Take the records underneath and set them down exactly.

********************

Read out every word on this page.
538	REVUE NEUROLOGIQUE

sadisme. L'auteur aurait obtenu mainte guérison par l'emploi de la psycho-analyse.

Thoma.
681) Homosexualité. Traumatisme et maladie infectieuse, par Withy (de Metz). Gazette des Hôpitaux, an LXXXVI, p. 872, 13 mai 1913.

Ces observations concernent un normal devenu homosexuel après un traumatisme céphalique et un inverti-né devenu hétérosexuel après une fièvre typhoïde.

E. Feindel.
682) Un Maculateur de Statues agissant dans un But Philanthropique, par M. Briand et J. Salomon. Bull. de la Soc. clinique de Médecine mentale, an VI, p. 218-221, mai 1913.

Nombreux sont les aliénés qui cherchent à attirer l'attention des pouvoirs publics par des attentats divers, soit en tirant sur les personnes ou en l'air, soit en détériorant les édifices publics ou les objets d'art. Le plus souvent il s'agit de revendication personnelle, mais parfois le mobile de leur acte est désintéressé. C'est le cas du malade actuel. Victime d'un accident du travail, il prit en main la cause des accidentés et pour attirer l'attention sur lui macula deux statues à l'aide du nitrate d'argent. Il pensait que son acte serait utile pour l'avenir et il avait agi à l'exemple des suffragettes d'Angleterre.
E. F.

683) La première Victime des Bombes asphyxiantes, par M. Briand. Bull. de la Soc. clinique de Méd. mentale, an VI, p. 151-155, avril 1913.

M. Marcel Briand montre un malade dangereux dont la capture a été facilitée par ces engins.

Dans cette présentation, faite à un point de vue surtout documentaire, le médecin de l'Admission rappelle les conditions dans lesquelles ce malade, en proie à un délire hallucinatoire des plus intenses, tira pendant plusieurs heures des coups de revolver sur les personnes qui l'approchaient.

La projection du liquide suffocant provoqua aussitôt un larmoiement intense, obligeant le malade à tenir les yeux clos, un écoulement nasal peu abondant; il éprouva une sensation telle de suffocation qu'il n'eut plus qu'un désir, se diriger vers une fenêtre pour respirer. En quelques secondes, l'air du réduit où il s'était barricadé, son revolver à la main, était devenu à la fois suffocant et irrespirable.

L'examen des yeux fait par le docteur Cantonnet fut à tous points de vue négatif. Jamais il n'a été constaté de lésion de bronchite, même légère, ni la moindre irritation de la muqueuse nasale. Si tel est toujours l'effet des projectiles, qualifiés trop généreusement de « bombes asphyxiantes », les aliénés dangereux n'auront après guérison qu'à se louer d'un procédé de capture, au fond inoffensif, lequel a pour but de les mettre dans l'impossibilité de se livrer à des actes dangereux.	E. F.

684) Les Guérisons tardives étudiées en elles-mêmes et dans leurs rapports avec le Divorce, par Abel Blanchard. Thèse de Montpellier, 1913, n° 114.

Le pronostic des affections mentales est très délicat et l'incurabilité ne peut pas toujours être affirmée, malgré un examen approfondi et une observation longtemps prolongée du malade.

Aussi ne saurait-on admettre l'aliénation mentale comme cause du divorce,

********************

» **Task output**:
Read out every word on this page.
538	REVUE NEUROLOGIQUE

sadisme. L'auteur aurait obtenu mainte guérison par l'emploi de la psycho-analyse.

Thoma.
681) Homosexualité. Traumatisme et maladie infectieuse, par Withy (de Metz). Gazette des Hôpitaux, an LXXXVI, p. 872, 13 mai 1913.

Ces observations concernent un normal devenu homosexuel après un traumatisme céphalique et un inverti-né devenu hétérosexuel après une fièvre typhoïde.

E. Feindel.
682) Un Maculateur de Statues agissant dans un But Philanthropique, par M. Briand et J. Salomon. Bull. de la Soc. clinique de Médecine mentale, an VI, p. 218-221, mai 1913.

Nombreux sont les aliénés qui cherchent à attirer l'attention des pouvoirs publics par des attentats divers, soit en tirant sur les personnes ou en l'air, soit en détériorant les édifices publics ou les objets d'art. Le plus souvent il s'agit de revendication personnelle, mais parfois le mobile de leur acte est désintéressé. C'est le cas du malade actuel. Victime d'un accident du travail, il prit en main la cause des accidentés et pour attirer l'attention sur lui macula deux statues à l'aide du nitrate d'argent. Il pensait que son acte serait utile pour l'avenir et il avait agi à l'exemple des suffragettes d'Angleterre.
E. F.

683) La première Victime des Bombes asphyxiantes, par M. Briand. Bull. de la Soc. clinique de Méd. mentale, an VI, p. 151-155, avril 1913.

M. Marcel Briand montre un malade dangereux dont la capture a été facilitée par ces engins.

Dans cette présentation, faite à un point de vue surtout documentaire, le médecin de l'Admission rappelle les conditions dans lesquelles ce malade, en proie à un délire hallucinatoire des plus intenses, tira pendant plusieurs heures des coups de revolver sur les personnes qui l'approchaient.

La projection du liquide suffocant provoqua aussitôt un larmoiement intense, obligeant le malade à tenir les yeux clos, un écoulement nasal peu abondant; il éprouva une sensation telle de suffocation qu'il n'eut plus qu'un désir, se diriger vers une fenêtre pour respirer. En quelques secondes, l'air du réduit où il s'était barricadé, son revolver à la main, était devenu à la fois suffocant et irrespirable.

L'examen des yeux fait par le docteur Cantonnet fut à tous points de vue négatif. Jamais il n'a été constaté de lésion de bronchite, même légère, ni la moindre irritation de la muqueuse nasale. Si tel est toujours l'effet des projectiles, qualifiés trop généreusement de « bombes asphyxiantes », les aliénés dangereux n'auront après guérison qu'à se louer d'un procédé de capture, au fond inoffensif, lequel a pour but de les mettre dans l'impossibilité de se livrer à des actes dangereux.	E. F.

684) Les Guérisons tardives étudiées en elles-mêmes et dans leurs rapports avec le Divorce, par Abel Blanchard. Thèse de Montpellier, 1913, n° 114.

Le pronostic des affections mentales est très délicat et l'incurabilité ne peut pas toujours être affirmée, malgré un examen approfondi et une observation longtemps prolongée du malade.

Aussi ne saurait-on admettre l'aliénation mentale comme cause du divorce,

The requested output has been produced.